(Given instruction): Reproduce the records below exactly as they appear.

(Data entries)
--------------------------------

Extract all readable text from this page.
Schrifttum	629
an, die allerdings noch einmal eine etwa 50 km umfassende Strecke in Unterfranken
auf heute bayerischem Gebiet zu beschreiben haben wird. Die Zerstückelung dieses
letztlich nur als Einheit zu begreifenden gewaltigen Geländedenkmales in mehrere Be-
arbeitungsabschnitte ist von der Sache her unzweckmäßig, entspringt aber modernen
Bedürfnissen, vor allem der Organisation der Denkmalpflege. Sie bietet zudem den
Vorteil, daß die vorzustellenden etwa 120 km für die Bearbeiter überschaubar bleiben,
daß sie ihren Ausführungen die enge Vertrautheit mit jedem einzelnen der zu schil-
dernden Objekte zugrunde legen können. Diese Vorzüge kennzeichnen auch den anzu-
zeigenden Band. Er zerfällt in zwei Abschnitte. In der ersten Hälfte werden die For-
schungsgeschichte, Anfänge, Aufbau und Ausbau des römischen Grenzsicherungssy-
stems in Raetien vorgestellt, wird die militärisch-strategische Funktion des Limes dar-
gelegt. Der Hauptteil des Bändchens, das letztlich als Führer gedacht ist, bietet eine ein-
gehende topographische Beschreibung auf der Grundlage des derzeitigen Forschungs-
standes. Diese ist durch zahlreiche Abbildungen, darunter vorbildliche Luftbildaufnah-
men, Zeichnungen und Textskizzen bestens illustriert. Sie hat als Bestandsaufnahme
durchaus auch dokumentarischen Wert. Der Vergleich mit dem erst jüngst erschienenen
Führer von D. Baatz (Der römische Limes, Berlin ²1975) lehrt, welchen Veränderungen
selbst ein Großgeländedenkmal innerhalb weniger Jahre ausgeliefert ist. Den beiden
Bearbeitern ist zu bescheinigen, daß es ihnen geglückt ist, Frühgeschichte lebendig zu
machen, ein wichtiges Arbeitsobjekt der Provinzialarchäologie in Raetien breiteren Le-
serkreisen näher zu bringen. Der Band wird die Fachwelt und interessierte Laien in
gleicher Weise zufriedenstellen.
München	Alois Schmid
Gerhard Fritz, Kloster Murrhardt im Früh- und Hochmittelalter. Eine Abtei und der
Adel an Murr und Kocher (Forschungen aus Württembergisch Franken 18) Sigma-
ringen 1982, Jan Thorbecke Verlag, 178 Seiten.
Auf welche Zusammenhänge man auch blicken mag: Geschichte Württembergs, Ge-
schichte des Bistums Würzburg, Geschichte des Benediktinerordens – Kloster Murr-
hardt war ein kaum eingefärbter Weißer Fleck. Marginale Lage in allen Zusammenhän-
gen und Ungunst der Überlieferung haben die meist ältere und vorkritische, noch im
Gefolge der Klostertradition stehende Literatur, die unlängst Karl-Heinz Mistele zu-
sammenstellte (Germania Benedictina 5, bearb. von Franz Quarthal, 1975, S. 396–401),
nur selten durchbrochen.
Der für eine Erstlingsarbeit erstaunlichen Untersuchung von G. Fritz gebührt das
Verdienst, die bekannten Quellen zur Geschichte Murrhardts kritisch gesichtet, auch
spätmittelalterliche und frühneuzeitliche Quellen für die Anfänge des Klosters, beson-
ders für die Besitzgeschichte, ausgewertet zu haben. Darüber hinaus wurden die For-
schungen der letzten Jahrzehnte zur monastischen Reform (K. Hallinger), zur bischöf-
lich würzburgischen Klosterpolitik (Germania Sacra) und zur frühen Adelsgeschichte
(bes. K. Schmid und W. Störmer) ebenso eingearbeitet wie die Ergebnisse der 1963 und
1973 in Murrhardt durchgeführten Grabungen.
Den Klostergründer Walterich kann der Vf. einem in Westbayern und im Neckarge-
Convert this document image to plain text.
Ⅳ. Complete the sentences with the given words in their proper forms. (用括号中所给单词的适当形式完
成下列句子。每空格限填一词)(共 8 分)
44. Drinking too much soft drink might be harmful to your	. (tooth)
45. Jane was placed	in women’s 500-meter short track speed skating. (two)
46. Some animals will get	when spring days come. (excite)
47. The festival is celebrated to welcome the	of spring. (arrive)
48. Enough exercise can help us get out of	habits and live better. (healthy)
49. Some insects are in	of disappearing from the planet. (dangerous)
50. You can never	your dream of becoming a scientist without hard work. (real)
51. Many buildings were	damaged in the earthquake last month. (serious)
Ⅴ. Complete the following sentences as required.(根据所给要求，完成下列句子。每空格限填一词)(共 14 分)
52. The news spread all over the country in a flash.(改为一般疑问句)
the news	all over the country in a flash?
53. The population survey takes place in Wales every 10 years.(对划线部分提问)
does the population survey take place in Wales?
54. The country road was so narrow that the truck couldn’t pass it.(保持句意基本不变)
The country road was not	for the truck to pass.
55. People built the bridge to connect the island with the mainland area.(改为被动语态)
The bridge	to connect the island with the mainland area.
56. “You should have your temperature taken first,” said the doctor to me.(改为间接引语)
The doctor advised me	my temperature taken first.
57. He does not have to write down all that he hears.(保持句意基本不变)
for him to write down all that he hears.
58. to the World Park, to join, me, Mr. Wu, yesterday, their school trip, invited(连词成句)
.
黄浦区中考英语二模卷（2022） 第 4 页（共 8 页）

--------------------------------

(Output of the task):
Extract all readable text from this page.
Schrifttum	629
an, die allerdings noch einmal eine etwa 50 km umfassende Strecke in Unterfranken
auf heute bayerischem Gebiet zu beschreiben haben wird. Die Zerstückelung dieses
letztlich nur als Einheit zu begreifenden gewaltigen Geländedenkmales in mehrere Be-
arbeitungsabschnitte ist von der Sache her unzweckmäßig, entspringt aber modernen
Bedürfnissen, vor allem der Organisation der Denkmalpflege. Sie bietet zudem den
Vorteil, daß die vorzustellenden etwa 120 km für die Bearbeiter überschaubar bleiben,
daß sie ihren Ausführungen die enge Vertrautheit mit jedem einzelnen der zu schil-
dernden Objekte zugrunde legen können. Diese Vorzüge kennzeichnen auch den anzu-
zeigenden Band. Er zerfällt in zwei Abschnitte. In der ersten Hälfte werden die For-
schungsgeschichte, Anfänge, Aufbau und Ausbau des römischen Grenzsicherungssy-
stems in Raetien vorgestellt, wird die militärisch-strategische Funktion des Limes dar-
gelegt. Der Hauptteil des Bändchens, das letztlich als Führer gedacht ist, bietet eine ein-
gehende topographische Beschreibung auf der Grundlage des derzeitigen Forschungs-
standes. Diese ist durch zahlreiche Abbildungen, darunter vorbildliche Luftbildaufnah-
men, Zeichnungen und Textskizzen bestens illustriert. Sie hat als Bestandsaufnahme
durchaus auch dokumentarischen Wert. Der Vergleich mit dem erst jüngst erschienenen
Führer von D. Baatz (Der römische Limes, Berlin ²1975) lehrt, welchen Veränderungen
selbst ein Großgeländedenkmal innerhalb weniger Jahre ausgeliefert ist. Den beiden
Bearbeitern ist zu bescheinigen, daß es ihnen geglückt ist, Frühgeschichte lebendig zu
machen, ein wichtiges Arbeitsobjekt der Provinzialarchäologie in Raetien breiteren Le-
serkreisen näher zu bringen. Der Band wird die Fachwelt und interessierte Laien in
gleicher Weise zufriedenstellen.
München	Alois Schmid
Gerhard Fritz, Kloster Murrhardt im Früh- und Hochmittelalter. Eine Abtei und der
Adel an Murr und Kocher (Forschungen aus Württembergisch Franken 18) Sigma-
ringen 1982, Jan Thorbecke Verlag, 178 Seiten.
Auf welche Zusammenhänge man auch blicken mag: Geschichte Württembergs, Ge-
schichte des Bistums Würzburg, Geschichte des Benediktinerordens – Kloster Murr-
hardt war ein kaum eingefärbter Weißer Fleck. Marginale Lage in allen Zusammenhän-
gen und Ungunst der Überlieferung haben die meist ältere und vorkritische, noch im
Gefolge der Klostertradition stehende Literatur, die unlängst Karl-Heinz Mistele zu-
sammenstellte (Germania Benedictina 5, bearb. von Franz Quarthal, 1975, S. 396–401),
nur selten durchbrochen.
Der für eine Erstlingsarbeit erstaunlichen Untersuchung von G. Fritz gebührt das
Verdienst, die bekannten Quellen zur Geschichte Murrhardts kritisch gesichtet, auch
spätmittelalterliche und frühneuzeitliche Quellen für die Anfänge des Klosters, beson-
ders für die Besitzgeschichte, ausgewertet zu haben. Darüber hinaus wurden die For-
schungen der letzten Jahrzehnte zur monastischen Reform (K. Hallinger), zur bischöf-
lich würzburgischen Klosterpolitik (Germania Sacra) und zur frühen Adelsgeschichte
(bes. K. Schmid und W. Störmer) ebenso eingearbeitet wie die Ergebnisse der 1963 und
1973 in Murrhardt durchgeführten Grabungen.
Den Klostergründer Walterich kann der Vf. einem in Westbayern und im Neckarge-
Convert this document image to plain text.
Ⅳ. Complete the sentences with the given words in their proper forms. (用括号中所给单词的适当形式完
成下列句子。每空格限填一词)(共 8 分)
44. Drinking too much soft drink might be harmful to your	. (tooth)
45. Jane was placed	in women’s 500-meter short track speed skating. (two)
46. Some animals will get	when spring days come. (excite)
47. The festival is celebrated to welcome the	of spring. (arrive)
48. Enough exercise can help us get out of	habits and live better. (healthy)
49. Some insects are in	of disappearing from the planet. (dangerous)
50. You can never	your dream of becoming a scientist without hard work. (real)
51. Many buildings were	damaged in the earthquake last month. (serious)
Ⅴ. Complete the following sentences as required.(根据所给要求，完成下列句子。每空格限填一词)(共 14 分)
52. The news spread all over the country in a flash.(改为一般疑问句)
the news	all over the country in a flash?
53. The population survey takes place in Wales every 10 years.(对划线部分提问)
does the population survey take place in Wales?
54. The country road was so narrow that the truck couldn’t pass it.(保持句意基本不变)
The country road was not	for the truck to pass.
55. People built the bridge to connect the island with the mainland area.(改为被动语态)
The bridge	to connect the island with the mainland area.
56. “You should have your temperature taken first,” said the doctor to me.(改为间接引语)
The doctor advised me	my temperature taken first.
57. He does not have to write down all that he hears.(保持句意基本不变)
for him to write down all that he hears.
58. to the World Park, to join, me, Mr. Wu, yesterday, their school trip, invited(连词成句)
.
黄浦区中考英语二模卷（2022） 第 4 页（共 8 页）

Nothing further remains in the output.